Return a copy of every line in the records that includes the word "instructions".

>> start Records for the task

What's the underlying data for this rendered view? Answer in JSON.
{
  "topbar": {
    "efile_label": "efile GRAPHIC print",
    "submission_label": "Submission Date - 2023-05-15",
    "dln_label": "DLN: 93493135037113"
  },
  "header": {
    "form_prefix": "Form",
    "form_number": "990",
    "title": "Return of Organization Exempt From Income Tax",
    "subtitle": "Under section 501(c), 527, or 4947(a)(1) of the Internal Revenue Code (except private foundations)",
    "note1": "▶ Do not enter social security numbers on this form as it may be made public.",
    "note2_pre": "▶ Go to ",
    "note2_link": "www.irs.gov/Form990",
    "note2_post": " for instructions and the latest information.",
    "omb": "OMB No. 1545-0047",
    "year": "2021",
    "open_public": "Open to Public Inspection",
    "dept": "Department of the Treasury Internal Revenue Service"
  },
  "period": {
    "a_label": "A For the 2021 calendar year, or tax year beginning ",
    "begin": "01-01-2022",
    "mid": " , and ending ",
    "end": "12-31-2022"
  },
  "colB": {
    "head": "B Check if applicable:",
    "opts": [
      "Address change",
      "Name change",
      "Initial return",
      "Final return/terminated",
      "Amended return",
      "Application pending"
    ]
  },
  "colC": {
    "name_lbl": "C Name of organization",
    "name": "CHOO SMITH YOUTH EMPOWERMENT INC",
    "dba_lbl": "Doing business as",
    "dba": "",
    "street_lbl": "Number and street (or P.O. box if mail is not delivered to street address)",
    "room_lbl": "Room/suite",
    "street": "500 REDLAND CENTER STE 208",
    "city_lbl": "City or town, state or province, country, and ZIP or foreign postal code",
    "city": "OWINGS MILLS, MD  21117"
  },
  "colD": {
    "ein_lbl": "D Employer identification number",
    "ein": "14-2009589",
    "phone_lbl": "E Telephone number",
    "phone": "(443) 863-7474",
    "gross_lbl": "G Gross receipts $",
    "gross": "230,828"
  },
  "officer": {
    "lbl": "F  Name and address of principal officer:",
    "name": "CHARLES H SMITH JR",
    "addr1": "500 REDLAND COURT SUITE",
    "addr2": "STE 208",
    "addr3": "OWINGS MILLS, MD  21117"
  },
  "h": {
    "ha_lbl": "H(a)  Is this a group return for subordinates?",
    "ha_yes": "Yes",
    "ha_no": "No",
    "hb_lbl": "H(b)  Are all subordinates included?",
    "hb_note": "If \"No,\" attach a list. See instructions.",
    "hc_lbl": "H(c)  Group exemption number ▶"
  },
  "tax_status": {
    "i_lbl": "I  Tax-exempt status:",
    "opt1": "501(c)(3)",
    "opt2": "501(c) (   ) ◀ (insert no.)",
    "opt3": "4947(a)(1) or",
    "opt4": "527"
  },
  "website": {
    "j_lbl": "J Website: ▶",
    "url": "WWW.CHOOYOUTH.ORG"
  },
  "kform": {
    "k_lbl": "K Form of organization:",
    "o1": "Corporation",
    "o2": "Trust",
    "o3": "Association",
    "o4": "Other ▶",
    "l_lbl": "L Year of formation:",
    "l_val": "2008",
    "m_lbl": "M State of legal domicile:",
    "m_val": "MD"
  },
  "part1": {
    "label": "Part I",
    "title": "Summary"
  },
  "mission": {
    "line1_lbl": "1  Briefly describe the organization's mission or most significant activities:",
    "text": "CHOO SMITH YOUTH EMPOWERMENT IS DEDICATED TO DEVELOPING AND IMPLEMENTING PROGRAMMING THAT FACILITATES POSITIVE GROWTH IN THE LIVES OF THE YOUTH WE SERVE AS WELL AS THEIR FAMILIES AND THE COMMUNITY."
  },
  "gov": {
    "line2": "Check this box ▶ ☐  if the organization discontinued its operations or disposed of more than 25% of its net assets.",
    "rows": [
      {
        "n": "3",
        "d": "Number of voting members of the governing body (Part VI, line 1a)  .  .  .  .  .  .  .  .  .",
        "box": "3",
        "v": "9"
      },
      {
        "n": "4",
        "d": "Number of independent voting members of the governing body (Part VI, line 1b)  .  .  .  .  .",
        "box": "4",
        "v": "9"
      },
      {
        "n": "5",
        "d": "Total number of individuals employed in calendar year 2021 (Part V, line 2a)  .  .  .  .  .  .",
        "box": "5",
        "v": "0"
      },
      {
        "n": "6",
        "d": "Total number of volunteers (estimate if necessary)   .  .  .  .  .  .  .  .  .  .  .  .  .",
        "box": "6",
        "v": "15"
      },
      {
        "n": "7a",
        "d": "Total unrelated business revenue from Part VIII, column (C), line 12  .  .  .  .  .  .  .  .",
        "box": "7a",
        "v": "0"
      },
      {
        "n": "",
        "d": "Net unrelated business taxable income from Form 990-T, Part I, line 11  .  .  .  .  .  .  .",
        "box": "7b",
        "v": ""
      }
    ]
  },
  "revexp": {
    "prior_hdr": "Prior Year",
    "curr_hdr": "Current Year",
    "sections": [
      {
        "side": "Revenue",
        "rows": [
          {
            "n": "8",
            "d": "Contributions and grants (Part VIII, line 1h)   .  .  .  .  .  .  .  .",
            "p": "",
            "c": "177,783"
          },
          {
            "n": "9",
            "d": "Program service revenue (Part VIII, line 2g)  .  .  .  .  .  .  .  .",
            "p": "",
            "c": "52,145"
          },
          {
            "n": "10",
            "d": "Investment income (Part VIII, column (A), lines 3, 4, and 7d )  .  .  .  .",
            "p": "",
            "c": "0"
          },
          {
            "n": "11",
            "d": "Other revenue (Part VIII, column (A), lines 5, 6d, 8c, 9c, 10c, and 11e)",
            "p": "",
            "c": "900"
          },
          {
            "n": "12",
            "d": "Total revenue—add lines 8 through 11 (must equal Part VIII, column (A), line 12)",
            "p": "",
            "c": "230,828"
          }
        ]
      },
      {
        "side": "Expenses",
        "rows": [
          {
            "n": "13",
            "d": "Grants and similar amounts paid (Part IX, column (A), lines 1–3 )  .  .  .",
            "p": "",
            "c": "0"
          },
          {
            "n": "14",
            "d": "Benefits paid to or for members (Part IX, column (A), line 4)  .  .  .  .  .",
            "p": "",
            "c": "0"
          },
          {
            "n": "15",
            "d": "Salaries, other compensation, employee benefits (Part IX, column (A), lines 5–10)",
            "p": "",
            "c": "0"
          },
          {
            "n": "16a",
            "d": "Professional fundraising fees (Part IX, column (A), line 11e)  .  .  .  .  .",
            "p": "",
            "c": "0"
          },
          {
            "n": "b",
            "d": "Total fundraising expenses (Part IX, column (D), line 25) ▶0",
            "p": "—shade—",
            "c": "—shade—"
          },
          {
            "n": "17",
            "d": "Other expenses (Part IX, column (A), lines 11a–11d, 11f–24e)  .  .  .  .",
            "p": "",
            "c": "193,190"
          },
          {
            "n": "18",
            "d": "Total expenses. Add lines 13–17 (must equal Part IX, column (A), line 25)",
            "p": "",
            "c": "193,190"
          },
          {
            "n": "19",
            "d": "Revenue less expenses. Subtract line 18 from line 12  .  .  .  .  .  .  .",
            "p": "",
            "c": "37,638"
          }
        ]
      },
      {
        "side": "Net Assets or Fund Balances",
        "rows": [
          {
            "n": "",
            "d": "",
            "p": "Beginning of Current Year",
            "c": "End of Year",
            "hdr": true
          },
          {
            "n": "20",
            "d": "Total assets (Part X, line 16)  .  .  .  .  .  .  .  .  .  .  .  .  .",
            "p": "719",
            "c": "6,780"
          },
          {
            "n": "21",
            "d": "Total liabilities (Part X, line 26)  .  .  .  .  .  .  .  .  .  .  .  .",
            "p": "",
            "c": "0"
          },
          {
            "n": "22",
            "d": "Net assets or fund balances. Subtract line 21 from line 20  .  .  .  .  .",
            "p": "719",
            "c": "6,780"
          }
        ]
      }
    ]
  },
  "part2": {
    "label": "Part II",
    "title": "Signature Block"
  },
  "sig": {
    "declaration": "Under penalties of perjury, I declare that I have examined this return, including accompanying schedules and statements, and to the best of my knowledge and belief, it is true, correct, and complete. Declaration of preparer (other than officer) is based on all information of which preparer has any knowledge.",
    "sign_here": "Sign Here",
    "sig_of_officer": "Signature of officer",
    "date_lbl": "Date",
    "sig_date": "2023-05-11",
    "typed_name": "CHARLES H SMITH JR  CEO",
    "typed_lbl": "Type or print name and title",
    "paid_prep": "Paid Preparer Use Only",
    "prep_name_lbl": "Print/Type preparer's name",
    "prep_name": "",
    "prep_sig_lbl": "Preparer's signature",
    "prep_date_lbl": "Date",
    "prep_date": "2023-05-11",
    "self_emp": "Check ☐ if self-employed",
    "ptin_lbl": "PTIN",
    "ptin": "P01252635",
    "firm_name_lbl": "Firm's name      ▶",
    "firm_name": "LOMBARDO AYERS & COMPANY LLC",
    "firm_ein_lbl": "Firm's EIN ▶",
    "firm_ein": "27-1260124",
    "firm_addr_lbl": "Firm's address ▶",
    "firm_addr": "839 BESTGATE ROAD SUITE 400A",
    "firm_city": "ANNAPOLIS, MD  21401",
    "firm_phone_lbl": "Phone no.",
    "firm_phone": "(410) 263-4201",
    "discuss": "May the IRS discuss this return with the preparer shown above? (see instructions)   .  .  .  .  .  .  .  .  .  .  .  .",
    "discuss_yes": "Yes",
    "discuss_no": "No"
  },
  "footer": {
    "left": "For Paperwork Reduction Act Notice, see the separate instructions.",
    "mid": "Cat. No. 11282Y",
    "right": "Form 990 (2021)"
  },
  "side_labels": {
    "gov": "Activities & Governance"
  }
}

>> end Records for the task

Output of the task:
    "note2_post": " for instructions and the latest information.",
    "hb_note": "If \"No,\" attach a list. See instructions.",
    "discuss": "May the IRS discuss this return with the preparer shown above? (see instructions)   .  .  .  .  .  .  .  .  .  .  .  .",
    "left": "For Paperwork Reduction Act Notice, see the separate instructions.",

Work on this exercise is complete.